▶ ENTRIES:
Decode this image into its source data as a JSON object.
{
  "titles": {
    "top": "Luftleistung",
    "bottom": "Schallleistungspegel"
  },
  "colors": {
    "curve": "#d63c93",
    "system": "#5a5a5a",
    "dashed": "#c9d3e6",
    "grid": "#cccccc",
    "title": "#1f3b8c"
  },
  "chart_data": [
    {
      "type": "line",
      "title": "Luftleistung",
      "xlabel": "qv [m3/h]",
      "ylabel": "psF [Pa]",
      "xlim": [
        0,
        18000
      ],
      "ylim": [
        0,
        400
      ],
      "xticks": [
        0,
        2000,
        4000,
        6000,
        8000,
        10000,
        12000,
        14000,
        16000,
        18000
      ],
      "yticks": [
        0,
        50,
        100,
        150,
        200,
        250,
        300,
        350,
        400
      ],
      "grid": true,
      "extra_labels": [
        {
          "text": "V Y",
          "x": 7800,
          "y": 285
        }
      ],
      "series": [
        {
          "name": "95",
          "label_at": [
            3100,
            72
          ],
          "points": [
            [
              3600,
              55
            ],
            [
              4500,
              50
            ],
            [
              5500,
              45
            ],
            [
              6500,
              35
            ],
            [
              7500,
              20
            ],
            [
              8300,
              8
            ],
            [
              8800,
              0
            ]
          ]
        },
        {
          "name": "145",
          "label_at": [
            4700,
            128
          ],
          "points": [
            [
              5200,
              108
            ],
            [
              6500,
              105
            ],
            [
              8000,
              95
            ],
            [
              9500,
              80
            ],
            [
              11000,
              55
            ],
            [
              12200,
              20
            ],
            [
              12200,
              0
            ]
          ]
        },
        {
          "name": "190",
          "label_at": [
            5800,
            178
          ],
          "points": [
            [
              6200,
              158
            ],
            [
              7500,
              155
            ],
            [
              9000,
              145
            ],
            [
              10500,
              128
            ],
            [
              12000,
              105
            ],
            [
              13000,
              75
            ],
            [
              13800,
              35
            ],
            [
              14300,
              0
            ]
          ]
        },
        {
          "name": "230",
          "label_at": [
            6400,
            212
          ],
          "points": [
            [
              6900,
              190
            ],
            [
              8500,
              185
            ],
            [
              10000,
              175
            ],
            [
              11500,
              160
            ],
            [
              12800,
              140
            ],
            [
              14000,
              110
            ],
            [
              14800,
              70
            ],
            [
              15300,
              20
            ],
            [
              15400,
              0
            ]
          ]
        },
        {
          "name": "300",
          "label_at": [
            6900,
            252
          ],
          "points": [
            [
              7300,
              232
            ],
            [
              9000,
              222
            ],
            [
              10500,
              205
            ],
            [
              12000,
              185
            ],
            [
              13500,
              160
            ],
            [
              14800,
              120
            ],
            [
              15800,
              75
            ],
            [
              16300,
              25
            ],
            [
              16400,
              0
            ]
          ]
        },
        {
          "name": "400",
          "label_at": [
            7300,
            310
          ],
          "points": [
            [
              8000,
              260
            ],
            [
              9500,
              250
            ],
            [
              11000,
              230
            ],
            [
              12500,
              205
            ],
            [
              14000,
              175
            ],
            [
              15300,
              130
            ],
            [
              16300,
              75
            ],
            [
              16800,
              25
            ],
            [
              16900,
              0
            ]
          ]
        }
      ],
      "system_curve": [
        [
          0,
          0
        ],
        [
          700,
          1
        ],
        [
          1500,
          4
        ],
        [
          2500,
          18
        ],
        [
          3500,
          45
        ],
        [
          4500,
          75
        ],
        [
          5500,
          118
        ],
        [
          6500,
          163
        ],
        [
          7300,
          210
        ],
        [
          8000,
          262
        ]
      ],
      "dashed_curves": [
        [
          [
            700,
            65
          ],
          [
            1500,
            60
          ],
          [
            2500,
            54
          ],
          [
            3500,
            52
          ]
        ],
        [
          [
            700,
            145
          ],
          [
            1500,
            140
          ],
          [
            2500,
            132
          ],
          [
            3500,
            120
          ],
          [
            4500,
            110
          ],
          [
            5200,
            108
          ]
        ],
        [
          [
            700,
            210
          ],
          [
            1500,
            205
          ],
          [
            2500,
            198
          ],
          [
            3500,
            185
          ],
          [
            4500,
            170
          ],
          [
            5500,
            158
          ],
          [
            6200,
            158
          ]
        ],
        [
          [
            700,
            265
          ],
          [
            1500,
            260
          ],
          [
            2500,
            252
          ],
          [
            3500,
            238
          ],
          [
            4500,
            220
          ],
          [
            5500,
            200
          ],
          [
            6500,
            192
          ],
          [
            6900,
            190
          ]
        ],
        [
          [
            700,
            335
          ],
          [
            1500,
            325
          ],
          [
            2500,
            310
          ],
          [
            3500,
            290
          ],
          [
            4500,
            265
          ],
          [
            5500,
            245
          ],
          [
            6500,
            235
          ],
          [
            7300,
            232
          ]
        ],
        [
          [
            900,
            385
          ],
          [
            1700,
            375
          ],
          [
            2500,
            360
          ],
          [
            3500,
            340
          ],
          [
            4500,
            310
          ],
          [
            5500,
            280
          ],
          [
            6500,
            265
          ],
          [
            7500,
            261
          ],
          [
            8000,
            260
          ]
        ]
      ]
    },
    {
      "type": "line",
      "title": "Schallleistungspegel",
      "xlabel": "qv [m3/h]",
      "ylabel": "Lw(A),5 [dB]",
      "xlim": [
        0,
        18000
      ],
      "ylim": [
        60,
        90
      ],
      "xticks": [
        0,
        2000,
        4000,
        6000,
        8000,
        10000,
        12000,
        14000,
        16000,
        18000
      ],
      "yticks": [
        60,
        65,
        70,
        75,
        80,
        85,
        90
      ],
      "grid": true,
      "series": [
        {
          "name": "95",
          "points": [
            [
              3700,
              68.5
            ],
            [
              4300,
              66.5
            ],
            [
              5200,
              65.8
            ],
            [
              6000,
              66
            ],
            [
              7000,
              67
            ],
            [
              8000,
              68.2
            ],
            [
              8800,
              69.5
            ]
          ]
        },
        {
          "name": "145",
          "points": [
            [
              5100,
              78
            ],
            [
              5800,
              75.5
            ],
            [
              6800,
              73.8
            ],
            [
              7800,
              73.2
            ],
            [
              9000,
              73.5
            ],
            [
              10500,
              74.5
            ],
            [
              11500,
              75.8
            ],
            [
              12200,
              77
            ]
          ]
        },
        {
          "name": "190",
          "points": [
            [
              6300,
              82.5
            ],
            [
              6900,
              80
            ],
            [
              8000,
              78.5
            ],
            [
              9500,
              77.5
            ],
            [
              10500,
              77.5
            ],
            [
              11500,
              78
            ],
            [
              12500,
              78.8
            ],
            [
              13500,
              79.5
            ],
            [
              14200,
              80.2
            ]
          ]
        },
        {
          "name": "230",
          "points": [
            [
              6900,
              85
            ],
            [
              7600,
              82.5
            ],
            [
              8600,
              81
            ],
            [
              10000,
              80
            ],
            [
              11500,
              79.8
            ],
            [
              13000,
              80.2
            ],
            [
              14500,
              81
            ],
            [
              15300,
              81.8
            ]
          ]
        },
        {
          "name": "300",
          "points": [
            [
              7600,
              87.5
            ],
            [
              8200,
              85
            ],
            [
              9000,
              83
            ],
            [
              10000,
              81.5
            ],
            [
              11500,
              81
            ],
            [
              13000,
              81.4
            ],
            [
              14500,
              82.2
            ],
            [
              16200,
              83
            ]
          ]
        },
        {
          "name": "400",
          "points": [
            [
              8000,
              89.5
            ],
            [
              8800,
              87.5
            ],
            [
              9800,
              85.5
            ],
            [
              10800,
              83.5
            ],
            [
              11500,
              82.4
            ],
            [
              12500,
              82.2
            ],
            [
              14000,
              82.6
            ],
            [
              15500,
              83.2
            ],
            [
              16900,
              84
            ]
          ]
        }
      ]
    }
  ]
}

▶ TASK TO COMPLETE: Repeat all of the records above exactly as written.

▶ COMPLETE ANSWER:
Decode this image into its source data as a JSON object.
{
  "titles": {
    "top": "Luftleistung",
    "bottom": "Schallleistungspegel"
  },
  "colors": {
    "curve": "#d63c93",
    "system": "#5a5a5a",
    "dashed": "#c9d3e6",
    "grid": "#cccccc",
    "title": "#1f3b8c"
  },
  "chart_data": [
    {
      "type": "line",
      "title": "Luftleistung",
      "xlabel": "qv [m3/h]",
      "ylabel": "psF [Pa]",
      "xlim": [
        0,
        18000
      ],
      "ylim": [
        0,
        400
      ],
      "xticks": [
        0,
        2000,
        4000,
        6000,
        8000,
        10000,
        12000,
        14000,
        16000,
        18000
      ],
      "yticks": [
        0,
        50,
        100,
        150,
        200,
        250,
        300,
        350,
        400
      ],
      "grid": true,
      "extra_labels": [
        {
          "text": "V Y",
          "x": 7800,
          "y": 285
        }
      ],
      "series": [
        {
          "name": "95",
          "label_at": [
            3100,
            72
          ],
          "points": [
            [
              3600,
              55
            ],
            [
              4500,
              50
            ],
            [
              5500,
              45
            ],
            [
              6500,
              35
            ],
            [
              7500,
              20
            ],
            [
              8300,
              8
            ],
            [
              8800,
              0
            ]
          ]
        },
        {
          "name": "145",
          "label_at": [
            4700,
            128
          ],
          "points": [
            [
              5200,
              108
            ],
            [
              6500,
              105
            ],
            [
              8000,
              95
            ],
            [
              9500,
              80
            ],
            [
              11000,
              55
            ],
            [
              12200,
              20
            ],
            [
              12200,
              0
            ]
          ]
        },
        {
          "name": "190",
          "label_at": [
            5800,
            178
          ],
          "points": [
            [
              6200,
              158
            ],
            [
              7500,
              155
            ],
            [
              9000,
              145
            ],
            [
              10500,
              128
            ],
            [
              12000,
              105
            ],
            [
              13000,
              75
            ],
            [
              13800,
              35
            ],
            [
              14300,
              0
            ]
          ]
        },
        {
          "name": "230",
          "label_at": [
            6400,
            212
          ],
          "points": [
            [
              6900,
              190
            ],
            [
              8500,
              185
            ],
            [
              10000,
              175
            ],
            [
              11500,
              160
            ],
            [
              12800,
              140
            ],
            [
              14000,
              110
            ],
            [
              14800,
              70
            ],
            [
              15300,
              20
            ],
            [
              15400,
              0
            ]
          ]
        },
        {
          "name": "300",
          "label_at": [
            6900,
            252
          ],
          "points": [
            [
              7300,
              232
            ],
            [
              9000,
              222
            ],
            [
              10500,
              205
            ],
            [
              12000,
              185
            ],
            [
              13500,
              160
            ],
            [
              14800,
              120
            ],
            [
              15800,
              75
            ],
            [
              16300,
              25
            ],
            [
              16400,
              0
            ]
          ]
        },
        {
          "name": "400",
          "label_at": [
            7300,
            310
          ],
          "points": [
            [
              8000,
              260
            ],
            [
              9500,
              250
            ],
            [
              11000,
              230
            ],
            [
              12500,
              205
            ],
            [
              14000,
              175
            ],
            [
              15300,
              130
            ],
            [
              16300,
              75
            ],
            [
              16800,
              25
            ],
            [
              16900,
              0
            ]
          ]
        }
      ],
      "system_curve": [
        [
          0,
          0
        ],
        [
          700,
          1
        ],
        [
          1500,
          4
        ],
        [
          2500,
          18
        ],
        [
          3500,
          45
        ],
        [
          4500,
          75
        ],
        [
          5500,
          118
        ],
        [
          6500,
          163
        ],
        [
          7300,
          210
        ],
        [
          8000,
          262
        ]
      ],
      "dashed_curves": [
        [
          [
            700,
            65
          ],
          [
            1500,
            60
          ],
          [
            2500,
            54
          ],
          [
            3500,
            52
          ]
        ],
        [
          [
            700,
            145
          ],
          [
            1500,
            140
          ],
          [
            2500,
            132
          ],
          [
            3500,
            120
          ],
          [
            4500,
            110
          ],
          [
            5200,
            108
          ]
        ],
        [
          [
            700,
            210
          ],
          [
            1500,
            205
          ],
          [
            2500,
            198
          ],
          [
            3500,
            185
          ],
          [
            4500,
            170
          ],
          [
            5500,
            158
          ],
          [
            6200,
            158
          ]
        ],
        [
          [
            700,
            265
          ],
          [
            1500,
            260
          ],
          [
            2500,
            252
          ],
          [
            3500,
            238
          ],
          [
            4500,
            220
          ],
          [
            5500,
            200
          ],
          [
            6500,
            192
          ],
          [
            6900,
            190
          ]
        ],
        [
          [
            700,
            335
          ],
          [
            1500,
            325
          ],
          [
            2500,
            310
          ],
          [
            3500,
            290
          ],
          [
            4500,
            265
          ],
          [
            5500,
            245
          ],
          [
            6500,
            235
          ],
          [
            7300,
            232
          ]
        ],
        [
          [
            900,
            385
          ],
          [
            1700,
            375
          ],
          [
            2500,
            360
          ],
          [
            3500,
            340
          ],
          [
            4500,
            310
          ],
          [
            5500,
            280
          ],
          [
            6500,
            265
          ],
          [
            7500,
            261
          ],
          [
            8000,
            260
          ]
        ]
      ]
    },
    {
      "type": "line",
      "title": "Schallleistungspegel",
      "xlabel": "qv [m3/h]",
      "ylabel": "Lw(A),5 [dB]",
      "xlim": [
        0,
        18000
      ],
      "ylim": [
        60,
        90
      ],
      "xticks": [
        0,
        2000,
        4000,
        6000,
        8000,
        10000,
        12000,
        14000,
        16000,
        18000
      ],
      "yticks": [
        60,
        65,
        70,
        75,
        80,
        85,
        90
      ],
      "grid": true,
      "series": [
        {
          "name": "95",
          "points": [
            [
              3700,
              68.5
            ],
            [
              4300,
              66.5
            ],
            [
              5200,
              65.8
            ],
            [
              6000,
              66
            ],
            [
              7000,
              67
            ],
            [
              8000,
              68.2
            ],
            [
              8800,
              69.5
            ]
          ]
        },
        {
          "name": "145",
          "points": [
            [
              5100,
              78
            ],
            [
              5800,
              75.5
            ],
            [
              6800,
              73.8
            ],
            [
              7800,
              73.2
            ],
            [
              9000,
              73.5
            ],
            [
              10500,
              74.5
            ],
            [
              11500,
              75.8
            ],
            [
              12200,
              77
            ]
          ]
        },
        {
          "name": "190",
          "points": [
            [
              6300,
              82.5
            ],
            [
              6900,
              80
            ],
            [
              8000,
              78.5
            ],
            [
              9500,
              77.5
            ],
            [
              10500,
              77.5
            ],
            [
              11500,
              78
            ],
            [
              12500,
              78.8
            ],
            [
              13500,
              79.5
            ],
            [
              14200,
              80.2
            ]
          ]
        },
        {
          "name": "230",
          "points": [
            [
              6900,
              85
            ],
            [
              7600,
              82.5
            ],
            [
              8600,
              81
            ],
            [
              10000,
              80
            ],
            [
              11500,
              79.8
            ],
            [
              13000,
              80.2
            ],
            [
              14500,
              81
            ],
            [
              15300,
              81.8
            ]
          ]
        },
        {
          "name": "300",
          "points": [
            [
              7600,
              87.5
            ],
            [
              8200,
              85
            ],
            [
              9000,
              83
            ],
            [
              10000,
              81.5
            ],
            [
              11500,
              81
            ],
            [
              13000,
              81.4
            ],
            [
              14500,
              82.2
            ],
            [
              16200,
              83
            ]
          ]
        },
        {
          "name": "400",
          "points": [
            [
              8000,
              89.5
            ],
            [
              8800,
              87.5
            ],
            [
              9800,
              85.5
            ],
            [
              10800,
              83.5
            ],
            [
              11500,
              82.4
            ],
            [
              12500,
              82.2
            ],
            [
              14000,
              82.6
            ],
            [
              15500,
              83.2
            ],
            [
              16900,
              84
            ]
          ]
        }
      ]
    }
  ]
}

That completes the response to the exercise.